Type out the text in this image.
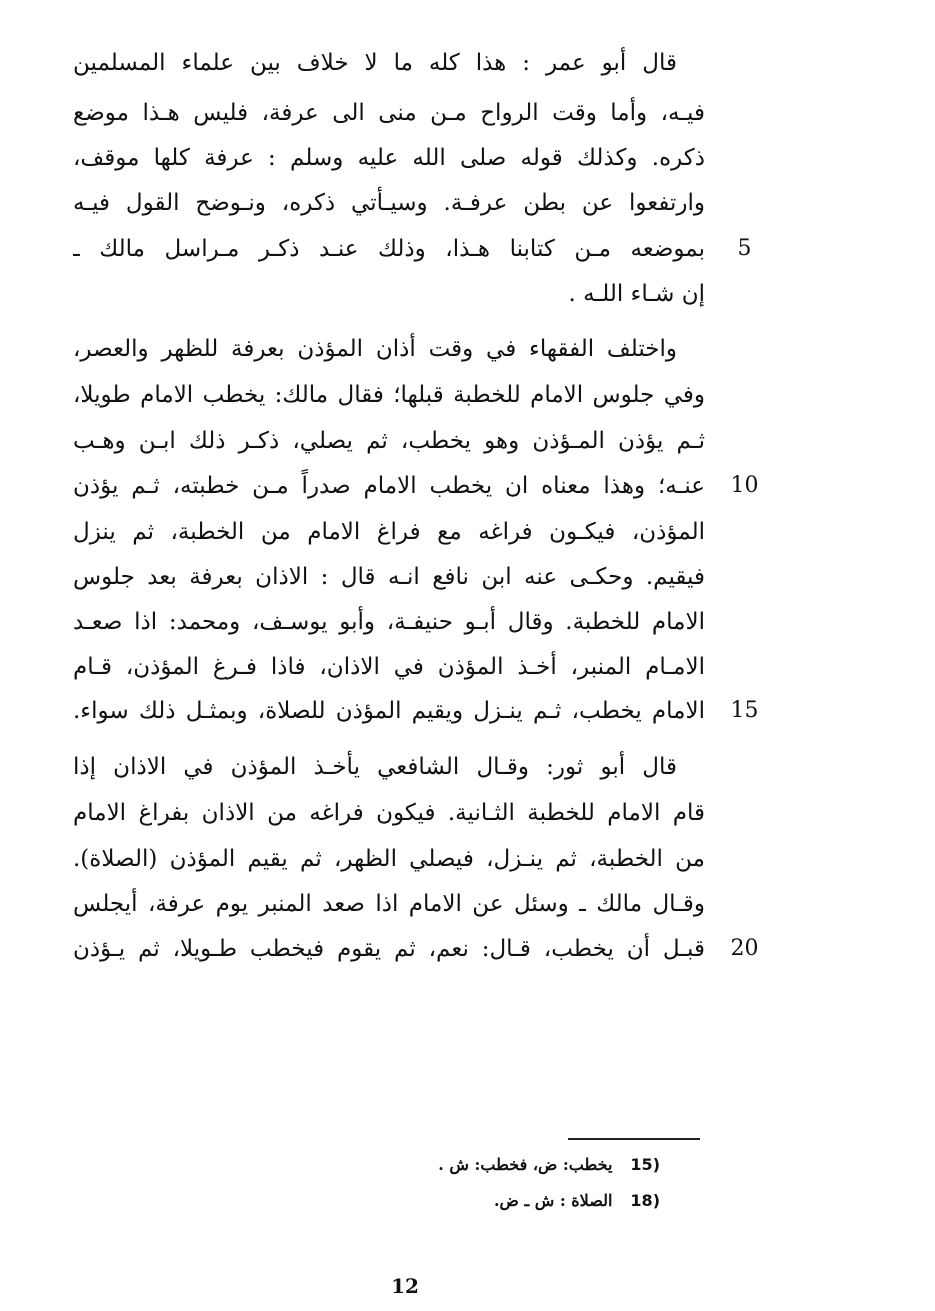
قال أبو عمر : هذا كله ما لا خلاف بين علماء المسلمين
فيـه، وأما وقت الرواح مـن منى الى عرفة، فليس هـذا موضع
ذكره. وكذلك قوله صلى الله عليه وسلم : عرفة كلها موقف،
وارتفعوا عن بطن عرفـة. وسيـأتي ذكره، ونـوضح القول فيـه
بموضعه مـن كتابنا هـذا، وذلك عنـد ذكـر مـراسل مالك ـ
إن شـاء اللـه .
واختلف الفقهاء في وقت أذان المؤذن بعرفة للظهر والعصر،
وفي جلوس الامام للخطبة قبلها؛ فقال مالك: يخطب الامام طويلا،
ثـم يؤذن المـؤذن وهو يخطب، ثم يصلي، ذكـر ذلك ابـن وهـب
عنـه؛ وهذا معناه ان يخطب الامام صدراً مـن خطبته، ثـم يؤذن
المؤذن، فيكـون فراغه مع فراغ الامام من الخطبة، ثم ينزل
فيقيم. وحكـى عنه ابن نافع انـه قال : الاذان بعرفة بعد جلوس
الامام للخطبة. وقال أبـو حنيفـة، وأبو يوسـف، ومحمد: اذا صعـد
الامـام المنبر، أخـذ المؤذن في الاذان، فاذا فـرغ المؤذن، قـام
الامام يخطب، ثـم ينـزل ويقيم المؤذن للصلاة، وبمثـل ذلك سواء.
قال أبو ثور: وقـال الشافعي يأخـذ المؤذن في الاذان إذا
قام الامام للخطبة الثـانية. فيكون فراغه من الاذان بفراغ الامام
من الخطبة، ثم ينـزل، فيصلي الظهر، ثم يقيم المؤذن (الصلاة).
وقـال مالك ـ وسئل عن الامام اذا صعد المنبر يوم عرفة، أيجلس
قبـل أن يخطب، قـال: نعم، ثم يقوم فيخطب طـويلا، ثم يـؤذن
5
10
15
20
15)يخطب: ض، فخطب: ش .
18)الصلاة : ش ـ ض.
12
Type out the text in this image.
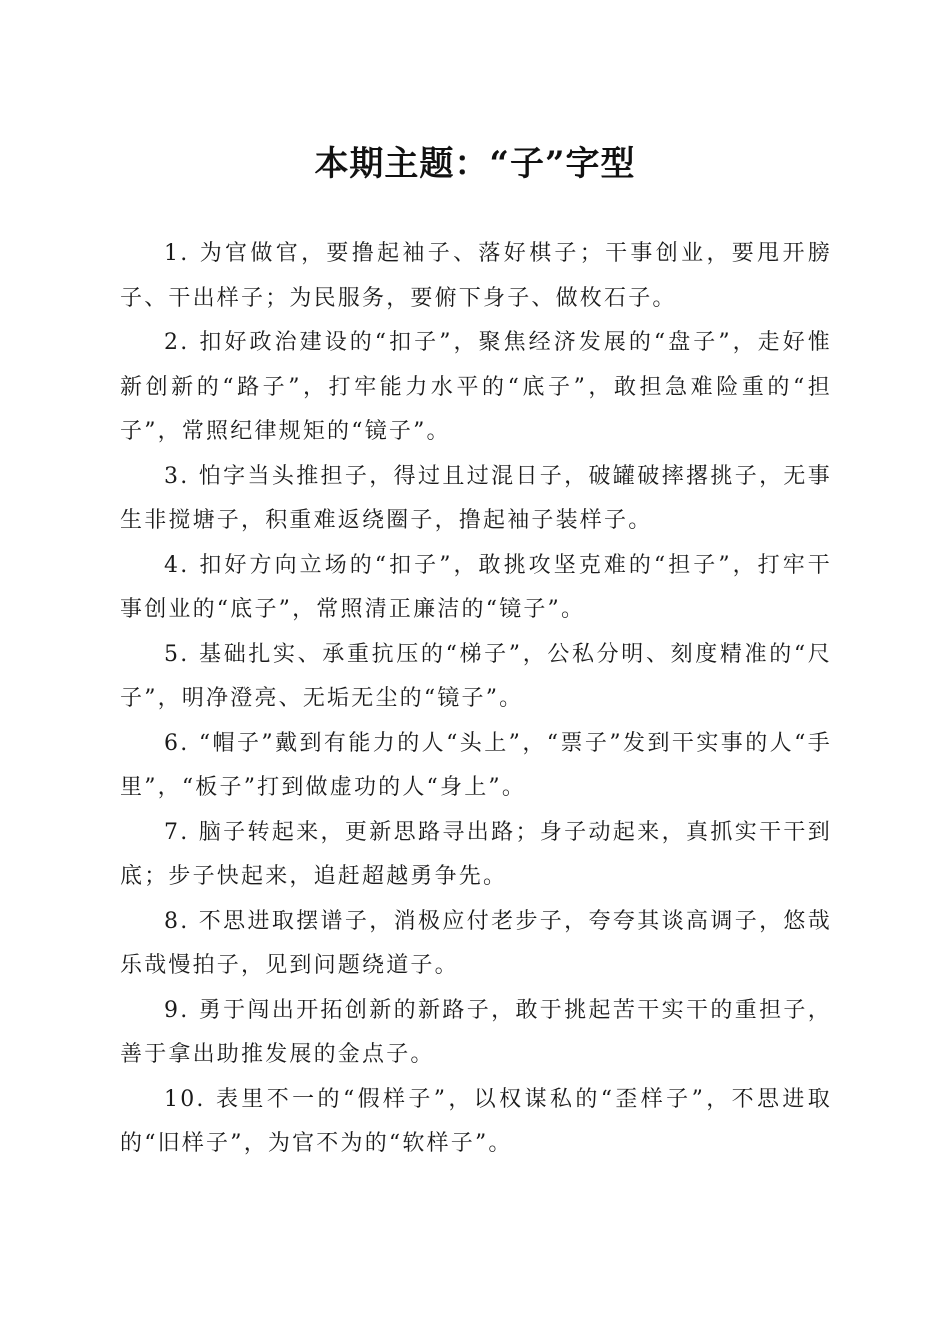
本期主题：“子”字型

1. 为官做官，要撸起袖子、落好棋子；干事创业，要甩开膀子、干出样子；为民服务，要俯下身子、做枚石子。

2. 扣好政治建设的“扣子”，聚焦经济发展的“盘子”，走好惟新创新的“路子”，打牢能力水平的“底子”，敢担急难险重的“担子”，常照纪律规矩的“镜子”。

3. 怕字当头推担子，得过且过混日子，破罐破摔撂挑子，无事生非搅塘子，积重难返绕圈子，撸起袖子装样子。

4. 扣好方向立场的“扣子”，敢挑攻坚克难的“担子”，打牢干事创业的“底子”，常照清正廉洁的“镜子”。

5. 基础扎实、承重抗压的“梯子”，公私分明、刻度精准的“尺子”，明净澄亮、无垢无尘的“镜子”。

6. “帽子”戴到有能力的人“头上”，“票子”发到干实事的人“手里”，“板子”打到做虚功的人“身上”。

7. 脑子转起来，更新思路寻出路；身子动起来，真抓实干干到底；步子快起来，追赶超越勇争先。

8. 不思进取摆谱子，消极应付老步子，夸夸其谈高调子，悠哉乐哉慢拍子，见到问题绕道子。

9. 勇于闯出开拓创新的新路子，敢于挑起苦干实干的重担子，善于拿出助推发展的金点子。

10. 表里不一的“假样子”，以权谋私的“歪样子”，不思进取的“旧样子”，为官不为的“软样子”。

··········

- _Job_
Give back all entries exactly. No pictures belong in the copy.

- _The reply_
Type out the text in this image.
قال أبو عمر : هذا كله ما لا خلاف بين علماء المسلمين
فيـه، وأما وقت الرواح مـن منى الى عرفة، فليس هـذا موضع
ذكره. وكذلك قوله صلى الله عليه وسلم : عرفة كلها موقف،
وارتفعوا عن بطن عرفـة. وسيـأتي ذكره، ونـوضح القول فيـه
بموضعه مـن كتابنا هـذا، وذلك عنـد ذكـر مـراسل مالك ـ
إن شـاء اللـه .
واختلف الفقهاء في وقت أذان المؤذن بعرفة للظهر والعصر،
وفي جلوس الامام للخطبة قبلها؛ فقال مالك: يخطب الامام طويلا،
ثـم يؤذن المـؤذن وهو يخطب، ثم يصلي، ذكـر ذلك ابـن وهـب
عنـه؛ وهذا معناه ان يخطب الامام صدراً مـن خطبته، ثـم يؤذن
المؤذن، فيكـون فراغه مع فراغ الامام من الخطبة، ثم ينزل
فيقيم. وحكـى عنه ابن نافع انـه قال : الاذان بعرفة بعد جلوس
الامام للخطبة. وقال أبـو حنيفـة، وأبو يوسـف، ومحمد: اذا صعـد
الامـام المنبر، أخـذ المؤذن في الاذان، فاذا فـرغ المؤذن، قـام
الامام يخطب، ثـم ينـزل ويقيم المؤذن للصلاة، وبمثـل ذلك سواء.
قال أبو ثور: وقـال الشافعي يأخـذ المؤذن في الاذان إذا
قام الامام للخطبة الثـانية. فيكون فراغه من الاذان بفراغ الامام
من الخطبة، ثم ينـزل، فيصلي الظهر، ثم يقيم المؤذن (الصلاة).
وقـال مالك ـ وسئل عن الامام اذا صعد المنبر يوم عرفة، أيجلس
قبـل أن يخطب، قـال: نعم، ثم يقوم فيخطب طـويلا، ثم يـؤذن
5
10
15
20
15)يخطب: ض، فخطب: ش .
18)الصلاة : ش ـ ض.
12
Type out the text in this image.
本期主题：“子”字型

1. 为官做官，要撸起袖子、落好棋子；干事创业，要甩开膀子、干出样子；为民服务，要俯下身子、做枚石子。

2. 扣好政治建设的“扣子”，聚焦经济发展的“盘子”，走好惟新创新的“路子”，打牢能力水平的“底子”，敢担急难险重的“担子”，常照纪律规矩的“镜子”。

3. 怕字当头推担子，得过且过混日子，破罐破摔撂挑子，无事生非搅塘子，积重难返绕圈子，撸起袖子装样子。

4. 扣好方向立场的“扣子”，敢挑攻坚克难的“担子”，打牢干事创业的“底子”，常照清正廉洁的“镜子”。

5. 基础扎实、承重抗压的“梯子”，公私分明、刻度精准的“尺子”，明净澄亮、无垢无尘的“镜子”。

6. “帽子”戴到有能力的人“头上”，“票子”发到干实事的人“手里”，“板子”打到做虚功的人“身上”。

7. 脑子转起来，更新思路寻出路；身子动起来，真抓实干干到底；步子快起来，追赶超越勇争先。

8. 不思进取摆谱子，消极应付老步子，夸夸其谈高调子，悠哉乐哉慢拍子，见到问题绕道子。

9. 勇于闯出开拓创新的新路子，敢于挑起苦干实干的重担子，善于拿出助推发展的金点子。

10. 表里不一的“假样子”，以权谋私的“歪样子”，不思进取的“旧样子”，为官不为的“软样子”。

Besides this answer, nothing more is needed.